Written request =
Transcribe all the records exactly and omit any images they hold.

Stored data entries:
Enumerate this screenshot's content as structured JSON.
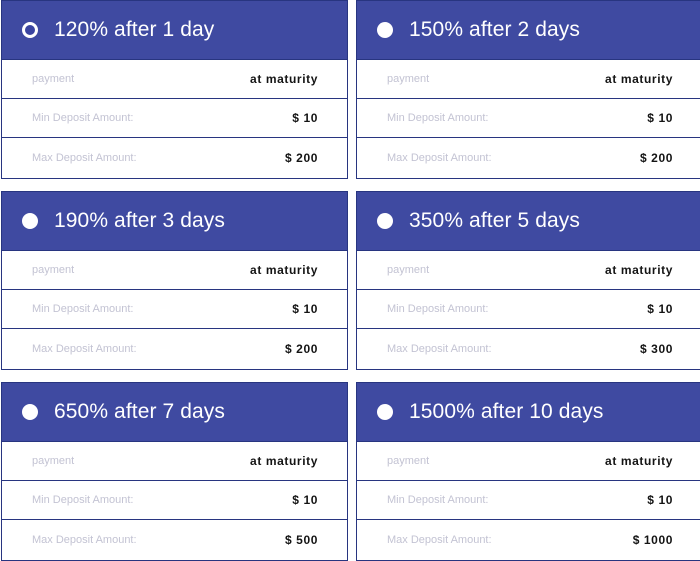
{
  "colors": {
    "header_bg": "#3f4aa1",
    "border": "#283580",
    "label": "#c3c3d3",
    "value": "#141414"
  },
  "plans": [
    {
      "title": "120% after 1 day",
      "selected": true,
      "rows": [
        {
          "label": "payment",
          "value": "at maturity"
        },
        {
          "label": "Min Deposit Amount:",
          "value": "$ 10"
        },
        {
          "label": "Max Deposit Amount:",
          "value": "$ 200"
        }
      ]
    },
    {
      "title": "150% after 2 days",
      "selected": false,
      "rows": [
        {
          "label": "payment",
          "value": "at maturity"
        },
        {
          "label": "Min Deposit Amount:",
          "value": "$ 10"
        },
        {
          "label": "Max Deposit Amount:",
          "value": "$ 200"
        }
      ]
    },
    {
      "title": "190% after 3 days",
      "selected": false,
      "rows": [
        {
          "label": "payment",
          "value": "at maturity"
        },
        {
          "label": "Min Deposit Amount:",
          "value": "$ 10"
        },
        {
          "label": "Max Deposit Amount:",
          "value": "$ 200"
        }
      ]
    },
    {
      "title": "350% after 5 days",
      "selected": false,
      "rows": [
        {
          "label": "payment",
          "value": "at maturity"
        },
        {
          "label": "Min Deposit Amount:",
          "value": "$ 10"
        },
        {
          "label": "Max Deposit Amount:",
          "value": "$ 300"
        }
      ]
    },
    {
      "title": "650% after 7 days",
      "selected": false,
      "rows": [
        {
          "label": "payment",
          "value": "at maturity"
        },
        {
          "label": "Min Deposit Amount:",
          "value": "$ 10"
        },
        {
          "label": "Max Deposit Amount:",
          "value": "$ 500"
        }
      ]
    },
    {
      "title": "1500% after 10 days",
      "selected": false,
      "rows": [
        {
          "label": "payment",
          "value": "at maturity"
        },
        {
          "label": "Min Deposit Amount:",
          "value": "$ 10"
        },
        {
          "label": "Max Deposit Amount:",
          "value": "$ 1000"
        }
      ]
    }
  ]
}
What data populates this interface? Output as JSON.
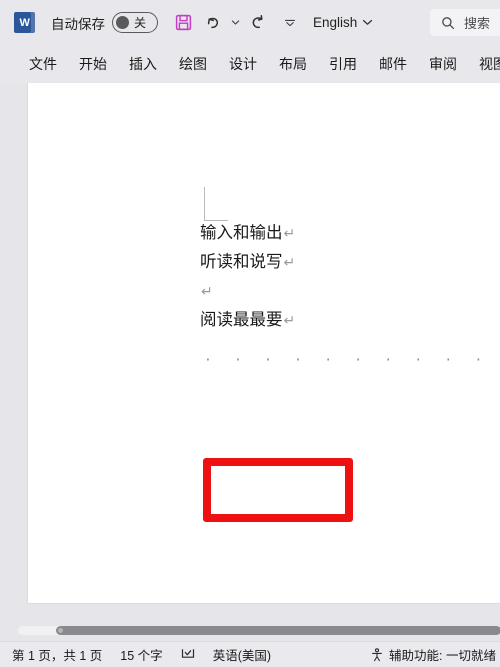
{
  "titlebar": {
    "app_icon": "word-icon",
    "autosave_label": "自动保存",
    "autosave_state": "关",
    "save_icon": "save-floppy-icon",
    "undo_icon": "undo-arrow-icon",
    "undo_dropdown_icon": "chevron-down-icon",
    "redo_icon": "redo-arrow-icon",
    "customize_qat_icon": "chevron-down-icon",
    "language": "English",
    "language_chevron_icon": "chevron-down-icon"
  },
  "search": {
    "icon": "search-icon",
    "placeholder": "搜索"
  },
  "ribbon": {
    "tabs": [
      {
        "label": "文件"
      },
      {
        "label": "开始"
      },
      {
        "label": "插入"
      },
      {
        "label": "绘图"
      },
      {
        "label": "设计"
      },
      {
        "label": "布局"
      },
      {
        "label": "引用"
      },
      {
        "label": "邮件"
      },
      {
        "label": "审阅"
      },
      {
        "label": "视图"
      }
    ]
  },
  "document": {
    "paragraph_mark": "↵",
    "lines": [
      {
        "text": "输入和输出",
        "mark": "↵"
      },
      {
        "text": "听读和说写",
        "mark": "↵"
      },
      {
        "text": "",
        "mark": "↵"
      },
      {
        "text": "阅读最最要",
        "mark": "↵"
      }
    ],
    "space_marks_line": {
      "dots": "· · · · · · · · · · · ·",
      "mark": "↵",
      "highlight_color": "#ee1111"
    }
  },
  "statusbar": {
    "page_info": "第 1 页，共 1 页",
    "word_count": "15 个字",
    "proofing_icon": "proofing-check-icon",
    "language": "英语(美国)",
    "accessibility_icon": "accessibility-icon",
    "accessibility_text": "辅助功能: 一切就绪"
  },
  "scrollbar": {
    "orientation": "horizontal"
  }
}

Task answer =
Enumerate this screenshot's content as structured JSON.
{
  "colors": {
    "header_bg": "#3f4aa1",
    "border": "#283580",
    "label": "#c3c3d3",
    "value": "#141414"
  },
  "plans": [
    {
      "title": "120% after 1 day",
      "selected": true,
      "rows": [
        {
          "label": "payment",
          "value": "at maturity"
        },
        {
          "label": "Min Deposit Amount:",
          "value": "$ 10"
        },
        {
          "label": "Max Deposit Amount:",
          "value": "$ 200"
        }
      ]
    },
    {
      "title": "150% after 2 days",
      "selected": false,
      "rows": [
        {
          "label": "payment",
          "value": "at maturity"
        },
        {
          "label": "Min Deposit Amount:",
          "value": "$ 10"
        },
        {
          "label": "Max Deposit Amount:",
          "value": "$ 200"
        }
      ]
    },
    {
      "title": "190% after 3 days",
      "selected": false,
      "rows": [
        {
          "label": "payment",
          "value": "at maturity"
        },
        {
          "label": "Min Deposit Amount:",
          "value": "$ 10"
        },
        {
          "label": "Max Deposit Amount:",
          "value": "$ 200"
        }
      ]
    },
    {
      "title": "350% after 5 days",
      "selected": false,
      "rows": [
        {
          "label": "payment",
          "value": "at maturity"
        },
        {
          "label": "Min Deposit Amount:",
          "value": "$ 10"
        },
        {
          "label": "Max Deposit Amount:",
          "value": "$ 300"
        }
      ]
    },
    {
      "title": "650% after 7 days",
      "selected": false,
      "rows": [
        {
          "label": "payment",
          "value": "at maturity"
        },
        {
          "label": "Min Deposit Amount:",
          "value": "$ 10"
        },
        {
          "label": "Max Deposit Amount:",
          "value": "$ 500"
        }
      ]
    },
    {
      "title": "1500% after 10 days",
      "selected": false,
      "rows": [
        {
          "label": "payment",
          "value": "at maturity"
        },
        {
          "label": "Min Deposit Amount:",
          "value": "$ 10"
        },
        {
          "label": "Max Deposit Amount:",
          "value": "$ 1000"
        }
      ]
    }
  ]
}
What data populates this interface? Output as JSON.
{
  "titlebar": {
    "app_icon": "word-icon",
    "autosave_label": "自动保存",
    "autosave_state": "关",
    "save_icon": "save-floppy-icon",
    "undo_icon": "undo-arrow-icon",
    "undo_dropdown_icon": "chevron-down-icon",
    "redo_icon": "redo-arrow-icon",
    "customize_qat_icon": "chevron-down-icon",
    "language": "English",
    "language_chevron_icon": "chevron-down-icon"
  },
  "search": {
    "icon": "search-icon",
    "placeholder": "搜索"
  },
  "ribbon": {
    "tabs": [
      {
        "label": "文件"
      },
      {
        "label": "开始"
      },
      {
        "label": "插入"
      },
      {
        "label": "绘图"
      },
      {
        "label": "设计"
      },
      {
        "label": "布局"
      },
      {
        "label": "引用"
      },
      {
        "label": "邮件"
      },
      {
        "label": "审阅"
      },
      {
        "label": "视图"
      }
    ]
  },
  "document": {
    "paragraph_mark": "↵",
    "lines": [
      {
        "text": "输入和输出",
        "mark": "↵"
      },
      {
        "text": "听读和说写",
        "mark": "↵"
      },
      {
        "text": "",
        "mark": "↵"
      },
      {
        "text": "阅读最最要",
        "mark": "↵"
      }
    ],
    "space_marks_line": {
      "dots": "· · · · · · · · · · · ·",
      "mark": "↵",
      "highlight_color": "#ee1111"
    }
  },
  "statusbar": {
    "page_info": "第 1 页，共 1 页",
    "word_count": "15 个字",
    "proofing_icon": "proofing-check-icon",
    "language": "英语(美国)",
    "accessibility_icon": "accessibility-icon",
    "accessibility_text": "辅助功能: 一切就绪"
  },
  "scrollbar": {
    "orientation": "horizontal"
  }
}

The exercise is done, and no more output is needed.